[WHAT THE EXERCISE ASKS] Print the following lines exactly as they appear, with no changes.

[Data records]
-- begin --

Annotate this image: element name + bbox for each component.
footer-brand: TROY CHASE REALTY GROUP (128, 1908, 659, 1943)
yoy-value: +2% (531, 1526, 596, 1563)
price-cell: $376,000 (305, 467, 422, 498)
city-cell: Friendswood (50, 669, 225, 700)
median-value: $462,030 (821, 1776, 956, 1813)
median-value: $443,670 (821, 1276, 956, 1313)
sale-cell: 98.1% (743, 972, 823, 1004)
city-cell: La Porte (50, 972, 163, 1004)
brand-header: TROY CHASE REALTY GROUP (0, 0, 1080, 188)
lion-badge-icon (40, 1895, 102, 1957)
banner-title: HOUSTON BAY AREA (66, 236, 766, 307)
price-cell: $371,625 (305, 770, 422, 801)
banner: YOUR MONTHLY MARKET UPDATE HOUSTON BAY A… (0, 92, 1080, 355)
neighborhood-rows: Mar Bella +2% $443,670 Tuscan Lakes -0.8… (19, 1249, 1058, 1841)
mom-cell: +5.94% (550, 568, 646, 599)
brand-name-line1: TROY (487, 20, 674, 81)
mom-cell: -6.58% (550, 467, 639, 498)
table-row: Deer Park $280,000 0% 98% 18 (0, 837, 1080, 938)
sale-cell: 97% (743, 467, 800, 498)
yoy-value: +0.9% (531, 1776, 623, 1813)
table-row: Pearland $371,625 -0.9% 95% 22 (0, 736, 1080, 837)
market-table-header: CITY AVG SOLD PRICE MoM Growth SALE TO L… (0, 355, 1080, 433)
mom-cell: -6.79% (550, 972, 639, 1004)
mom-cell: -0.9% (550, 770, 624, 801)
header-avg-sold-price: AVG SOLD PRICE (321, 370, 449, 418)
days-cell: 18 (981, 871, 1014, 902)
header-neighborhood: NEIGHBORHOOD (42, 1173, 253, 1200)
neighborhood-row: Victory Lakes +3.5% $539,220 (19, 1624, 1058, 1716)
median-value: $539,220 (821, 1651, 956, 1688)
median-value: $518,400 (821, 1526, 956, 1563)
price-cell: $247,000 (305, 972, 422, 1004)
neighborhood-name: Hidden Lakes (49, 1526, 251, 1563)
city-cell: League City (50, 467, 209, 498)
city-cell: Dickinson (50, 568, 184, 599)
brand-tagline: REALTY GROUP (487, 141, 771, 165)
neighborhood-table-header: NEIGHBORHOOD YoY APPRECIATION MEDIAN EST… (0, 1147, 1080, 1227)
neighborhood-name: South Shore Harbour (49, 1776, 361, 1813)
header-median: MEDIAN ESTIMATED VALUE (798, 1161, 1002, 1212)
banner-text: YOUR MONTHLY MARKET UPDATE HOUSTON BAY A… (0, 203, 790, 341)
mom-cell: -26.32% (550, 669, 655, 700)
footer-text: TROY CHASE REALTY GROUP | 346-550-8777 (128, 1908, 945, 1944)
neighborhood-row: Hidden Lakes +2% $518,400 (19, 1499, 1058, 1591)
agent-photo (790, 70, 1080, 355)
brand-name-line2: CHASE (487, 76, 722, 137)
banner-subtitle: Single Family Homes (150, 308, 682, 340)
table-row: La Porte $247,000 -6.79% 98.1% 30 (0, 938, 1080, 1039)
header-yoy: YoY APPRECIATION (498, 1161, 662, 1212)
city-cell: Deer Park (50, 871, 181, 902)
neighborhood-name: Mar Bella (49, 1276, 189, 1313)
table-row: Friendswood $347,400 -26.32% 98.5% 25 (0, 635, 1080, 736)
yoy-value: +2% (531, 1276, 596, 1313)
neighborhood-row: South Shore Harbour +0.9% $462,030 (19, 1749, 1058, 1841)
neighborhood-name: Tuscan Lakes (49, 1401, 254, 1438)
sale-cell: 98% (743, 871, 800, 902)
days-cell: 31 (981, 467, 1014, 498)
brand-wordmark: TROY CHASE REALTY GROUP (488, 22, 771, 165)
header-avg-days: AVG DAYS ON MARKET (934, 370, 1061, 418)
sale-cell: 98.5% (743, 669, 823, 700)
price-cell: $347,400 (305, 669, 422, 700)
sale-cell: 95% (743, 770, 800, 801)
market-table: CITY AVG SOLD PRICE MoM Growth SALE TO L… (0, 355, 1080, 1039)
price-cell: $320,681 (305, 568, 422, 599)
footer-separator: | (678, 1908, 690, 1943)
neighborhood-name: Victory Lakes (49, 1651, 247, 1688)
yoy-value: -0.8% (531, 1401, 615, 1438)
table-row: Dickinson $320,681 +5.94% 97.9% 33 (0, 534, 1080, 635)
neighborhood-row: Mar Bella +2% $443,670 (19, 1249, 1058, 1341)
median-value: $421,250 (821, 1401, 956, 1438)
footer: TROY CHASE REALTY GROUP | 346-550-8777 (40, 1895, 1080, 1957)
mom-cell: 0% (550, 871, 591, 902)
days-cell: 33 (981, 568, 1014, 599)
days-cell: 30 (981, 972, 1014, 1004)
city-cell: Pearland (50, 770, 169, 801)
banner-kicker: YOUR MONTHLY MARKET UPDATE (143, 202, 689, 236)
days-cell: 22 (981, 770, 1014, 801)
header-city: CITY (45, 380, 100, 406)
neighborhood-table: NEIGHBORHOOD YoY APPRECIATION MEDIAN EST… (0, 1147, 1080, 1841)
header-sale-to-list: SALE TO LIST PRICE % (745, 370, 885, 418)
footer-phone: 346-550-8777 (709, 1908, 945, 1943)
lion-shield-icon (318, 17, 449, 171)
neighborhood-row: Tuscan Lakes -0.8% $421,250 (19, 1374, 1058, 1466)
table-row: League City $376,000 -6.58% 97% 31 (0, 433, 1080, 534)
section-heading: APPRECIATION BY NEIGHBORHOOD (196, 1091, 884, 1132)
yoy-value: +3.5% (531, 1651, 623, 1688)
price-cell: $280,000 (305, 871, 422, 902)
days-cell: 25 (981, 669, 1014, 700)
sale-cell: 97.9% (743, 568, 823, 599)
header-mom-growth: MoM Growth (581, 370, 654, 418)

-- end --

[COMPLETED EXERCISE]
Annotate this image: element name + bbox for each component.
footer-brand: TROY CHASE REALTY GROUP (128, 1908, 659, 1943)
yoy-value: +2% (531, 1526, 596, 1563)
price-cell: $376,000 (305, 467, 422, 498)
city-cell: Friendswood (50, 669, 225, 700)
median-value: $462,030 (821, 1776, 956, 1813)
median-value: $443,670 (821, 1276, 956, 1313)
sale-cell: 98.1% (743, 972, 823, 1004)
city-cell: La Porte (50, 972, 163, 1004)
brand-header: TROY CHASE REALTY GROUP (0, 0, 1080, 188)
lion-badge-icon (40, 1895, 102, 1957)
banner-title: HOUSTON BAY AREA (66, 236, 766, 307)
price-cell: $371,625 (305, 770, 422, 801)
banner: YOUR MONTHLY MARKET UPDATE HOUSTON BAY A… (0, 92, 1080, 355)
neighborhood-rows: Mar Bella +2% $443,670 Tuscan Lakes -0.8… (19, 1249, 1058, 1841)
mom-cell: +5.94% (550, 568, 646, 599)
brand-name-line1: TROY (487, 20, 674, 81)
mom-cell: -6.58% (550, 467, 639, 498)
table-row: Deer Park $280,000 0% 98% 18 (0, 837, 1080, 938)
sale-cell: 97% (743, 467, 800, 498)
yoy-value: +0.9% (531, 1776, 623, 1813)
table-row: Pearland $371,625 -0.9% 95% 22 (0, 736, 1080, 837)
market-table-header: CITY AVG SOLD PRICE MoM Growth SALE TO L… (0, 355, 1080, 433)
mom-cell: -6.79% (550, 972, 639, 1004)
mom-cell: -0.9% (550, 770, 624, 801)
header-avg-sold-price: AVG SOLD PRICE (321, 370, 449, 418)
days-cell: 18 (981, 871, 1014, 902)
header-neighborhood: NEIGHBORHOOD (42, 1173, 253, 1200)
neighborhood-row: Victory Lakes +3.5% $539,220 (19, 1624, 1058, 1716)
median-value: $539,220 (821, 1651, 956, 1688)
median-value: $518,400 (821, 1526, 956, 1563)
price-cell: $247,000 (305, 972, 422, 1004)
neighborhood-name: Hidden Lakes (49, 1526, 251, 1563)
city-cell: League City (50, 467, 209, 498)
city-cell: Dickinson (50, 568, 184, 599)
brand-tagline: REALTY GROUP (487, 141, 771, 165)
neighborhood-table-header: NEIGHBORHOOD YoY APPRECIATION MEDIAN EST… (0, 1147, 1080, 1227)
neighborhood-name: South Shore Harbour (49, 1776, 361, 1813)
header-median: MEDIAN ESTIMATED VALUE (798, 1161, 1002, 1212)
banner-text: YOUR MONTHLY MARKET UPDATE HOUSTON BAY A… (0, 203, 790, 341)
mom-cell: -26.32% (550, 669, 655, 700)
footer-text: TROY CHASE REALTY GROUP | 346-550-8777 (128, 1908, 945, 1944)
neighborhood-row: Hidden Lakes +2% $518,400 (19, 1499, 1058, 1591)
agent-photo (790, 70, 1080, 355)
brand-name-line2: CHASE (487, 76, 722, 137)
banner-subtitle: Single Family Homes (150, 308, 682, 340)
table-row: La Porte $247,000 -6.79% 98.1% 30 (0, 938, 1080, 1039)
header-yoy: YoY APPRECIATION (498, 1161, 662, 1212)
city-cell: Deer Park (50, 871, 181, 902)
neighborhood-name: Mar Bella (49, 1276, 189, 1313)
table-row: Friendswood $347,400 -26.32% 98.5% 25 (0, 635, 1080, 736)
yoy-value: +2% (531, 1276, 596, 1313)
neighborhood-row: South Shore Harbour +0.9% $462,030 (19, 1749, 1058, 1841)
neighborhood-name: Tuscan Lakes (49, 1401, 254, 1438)
sale-cell: 98% (743, 871, 800, 902)
days-cell: 31 (981, 467, 1014, 498)
brand-wordmark: TROY CHASE REALTY GROUP (488, 22, 771, 165)
header-avg-days: AVG DAYS ON MARKET (934, 370, 1061, 418)
sale-cell: 98.5% (743, 669, 823, 700)
price-cell: $347,400 (305, 669, 422, 700)
sale-cell: 95% (743, 770, 800, 801)
market-table: CITY AVG SOLD PRICE MoM Growth SALE TO L… (0, 355, 1080, 1039)
price-cell: $320,681 (305, 568, 422, 599)
footer-separator: | (678, 1908, 690, 1943)
neighborhood-name: Victory Lakes (49, 1651, 247, 1688)
yoy-value: -0.8% (531, 1401, 615, 1438)
table-row: Dickinson $320,681 +5.94% 97.9% 33 (0, 534, 1080, 635)
neighborhood-row: Mar Bella +2% $443,670 (19, 1249, 1058, 1341)
median-value: $421,250 (821, 1401, 956, 1438)
footer: TROY CHASE REALTY GROUP | 346-550-8777 (40, 1895, 1080, 1957)
mom-cell: 0% (550, 871, 591, 902)
days-cell: 33 (981, 568, 1014, 599)
days-cell: 30 (981, 972, 1014, 1004)
city-cell: Pearland (50, 770, 169, 801)
banner-kicker: YOUR MONTHLY MARKET UPDATE (143, 202, 689, 236)
days-cell: 22 (981, 770, 1014, 801)
header-city: CITY (45, 380, 100, 406)
neighborhood-table: NEIGHBORHOOD YoY APPRECIATION MEDIAN EST… (0, 1147, 1080, 1841)
header-sale-to-list: SALE TO LIST PRICE % (745, 370, 885, 418)
footer-phone: 346-550-8777 (709, 1908, 945, 1943)
lion-shield-icon (318, 17, 449, 171)
neighborhood-row: Tuscan Lakes -0.8% $421,250 (19, 1374, 1058, 1466)
table-row: League City $376,000 -6.58% 97% 31 (0, 433, 1080, 534)
section-heading: APPRECIATION BY NEIGHBORHOOD (196, 1091, 884, 1132)
yoy-value: +3.5% (531, 1651, 623, 1688)
price-cell: $280,000 (305, 871, 422, 902)
days-cell: 25 (981, 669, 1014, 700)
sale-cell: 97.9% (743, 568, 823, 599)
header-mom-growth: MoM Growth (581, 370, 654, 418)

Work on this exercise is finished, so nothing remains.